## REQUIREMENTS:
• a. In the credit agreement excerpt below, what does Section 2.02 say one Lender's failure to make a required Loan does not do?
• b. Carry the credit agreement excerpt below forward from the point where it stops.

## PASSAGE PROVIDED:
····················

Section 1.09 Cashless Rollovers. Notwithstanding anything to the contrary contained in this Agreement or in any other Loan Document, to the extent that any Lender extends the maturity date of, or replaces, renews or refinances, any of its then-existing Revolving Loans with incremental loans or Extended Loans, in each case, to the extent such extension, replacement, renewal or refinancing is effected by means of a “cashless roll” by such Lender, such extension, replacement, renewal or refinancing shall be deemed to comply with any requirement hereunder or any other Loan Document that such payment be made “in Dollars”, “in immediately available funds”, “in Cash” or any other similar requirement.
ARTICLE II
THE CREDITS
Section 2.01 Commitments. Subject to the terms and conditions set forth herein, each Lender severally (and not jointly) agrees to make Revolving Loans in dollars to the Borrowers from time to time during the Availability Period in an aggregate principal amount that will not result in (i) such Lender’s Revolving Exposure exceeding such Lender’s Revolving Commitment or (ii) the Aggregate Revolving Exposure exceeding the lesser of (x) the Aggregate Revolving Commitment and (y) the Borrowing Base, subject to the Administrative Agent’s authority, in its sole discretion, to make Protective Advances and Overadvances pursuant to the terms of Sections 2.04 and 2.05 by making immediately available funds available to the Administrative Agent’s designated account, not later than 9:00 a.m., Houston, Texas time. Within the foregoing limits and subject to the terms and conditions set forth herein, the Borrowers may borrow, prepay and reborrow Revolving Loans. Any Extended Loans made in accordance with Section 2.10 and an Extension Amendment shall be subject to this Article II and shall constitute Loans for all purposes hereunder.
Section 2.02 Loans and Borrowings. (a) Each Loan (other than a Swingline Loan and Extended Loans) shall be made as part of a Borrowing consisting of Loans of the same Class and Type made by the Lenders ratably in accordance with their respective Commitments of the applicable Class. Each Borrowing of Extended Loans under this Agreement shall be made by the Lenders of the relevant Extension Series thereof pro rata on the basis of their then-applicable Extended Commitments for the applicable Extension Series. The failure of any Lender to make any Loan required to be made by it shall not relieve any other Lender of its obligations hereunder; provided that the Commitments of the Lenders are several and no Lender shall be responsible for any other Lender’s failure to make Loans as required. Any Protective Advance, any Overadvance and any Swingline Loan shall be made in accordance with the procedures set forth in Sections 2.04 and 2.05.

····················

## RECORD EXTRACTS:
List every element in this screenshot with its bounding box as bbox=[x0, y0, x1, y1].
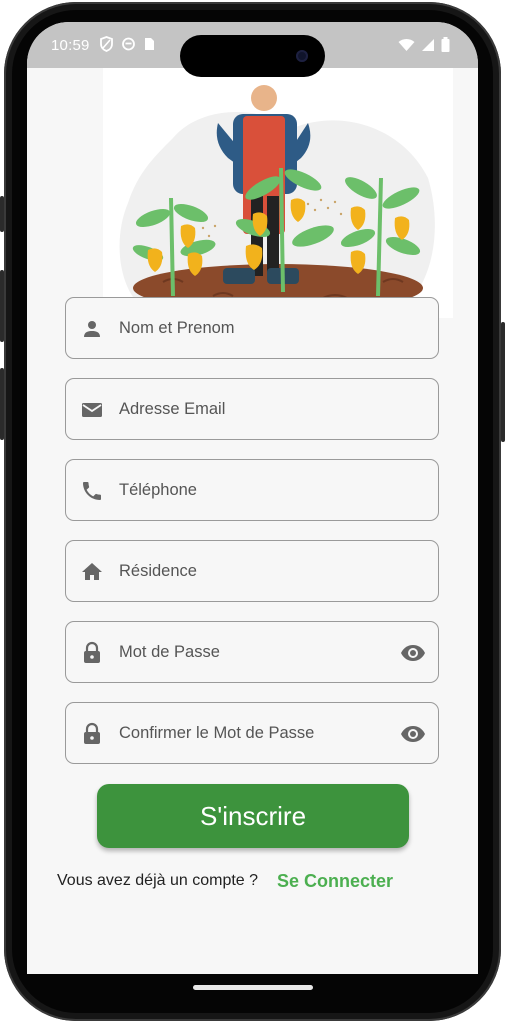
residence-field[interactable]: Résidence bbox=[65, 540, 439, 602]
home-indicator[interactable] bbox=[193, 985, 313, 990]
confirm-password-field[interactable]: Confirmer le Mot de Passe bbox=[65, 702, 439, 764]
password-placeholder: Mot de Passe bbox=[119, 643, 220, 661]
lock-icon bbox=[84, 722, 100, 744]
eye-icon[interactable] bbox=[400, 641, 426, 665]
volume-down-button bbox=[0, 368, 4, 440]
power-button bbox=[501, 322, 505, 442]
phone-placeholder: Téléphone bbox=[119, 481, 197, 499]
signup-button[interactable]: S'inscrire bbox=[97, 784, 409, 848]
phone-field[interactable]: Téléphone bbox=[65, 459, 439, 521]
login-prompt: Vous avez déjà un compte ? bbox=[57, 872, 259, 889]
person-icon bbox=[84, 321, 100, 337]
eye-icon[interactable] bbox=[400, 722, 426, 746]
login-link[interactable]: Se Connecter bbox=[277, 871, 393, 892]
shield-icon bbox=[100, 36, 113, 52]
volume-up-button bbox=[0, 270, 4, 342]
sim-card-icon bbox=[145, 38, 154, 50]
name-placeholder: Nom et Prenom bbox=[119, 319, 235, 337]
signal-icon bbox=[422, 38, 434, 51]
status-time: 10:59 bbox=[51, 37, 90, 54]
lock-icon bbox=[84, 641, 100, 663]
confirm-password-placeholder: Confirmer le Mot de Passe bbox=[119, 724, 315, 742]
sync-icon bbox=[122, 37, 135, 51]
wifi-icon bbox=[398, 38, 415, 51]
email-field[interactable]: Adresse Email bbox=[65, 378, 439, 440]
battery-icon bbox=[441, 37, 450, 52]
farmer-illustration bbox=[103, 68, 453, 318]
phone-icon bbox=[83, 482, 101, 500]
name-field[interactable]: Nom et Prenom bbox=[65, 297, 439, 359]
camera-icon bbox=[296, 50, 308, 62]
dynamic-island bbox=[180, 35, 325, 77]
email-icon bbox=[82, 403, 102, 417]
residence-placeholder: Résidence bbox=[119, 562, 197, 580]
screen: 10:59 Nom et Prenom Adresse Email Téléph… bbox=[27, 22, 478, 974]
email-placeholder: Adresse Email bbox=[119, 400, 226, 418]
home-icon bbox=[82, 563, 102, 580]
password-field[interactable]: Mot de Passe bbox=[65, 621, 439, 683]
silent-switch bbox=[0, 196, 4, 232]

····················

## ANSWERS TO THE EXERCISE:
• a. It does not relieve any other Lender of its obligations under the agreement.

• b.
(b) Subject to Section 2.15, each Revolving Borrowing shall be comprised entirely of ABR Loans or Eurodollar Loans as the Administrative Borrower may request in accordance herewith, provided that all Borrowings made on the Effective Date must be made as ABR Borrowings but may be converted into Eurodollar Borrowings in accordance with Section 2.08. Each Swingline Loan shall be an REVLIBOR30 Loan. Each Lender at its option may make any Eurodollar Loan by causing any domestic or foreign branch or Affiliate of such Lender to make such Loan (and in the case of an Affiliate, the provisions of Sections 2.15, 2.16, 2.17 and 2.18 shall apply to such Affiliate to the same extent as to such Lender); provided that any
exercise of such option shall not affect the joint and several obligation of the Borrowers to repay such Loan in accordance with the terms of this Agreement.
(c) At the commencement of each Interest Period for any Eurodollar Borrowing, such Borrowing shall be in an aggregate amount that is an integral multiple of $500,000 and not less than $1,000,000. ABR Borrowings may be in any amount. Borrowings of more than one Type and Class may be outstanding at the same time; provided that there shall not at any time be more than a total of ten (10) Eurodollar Borrowings outstanding.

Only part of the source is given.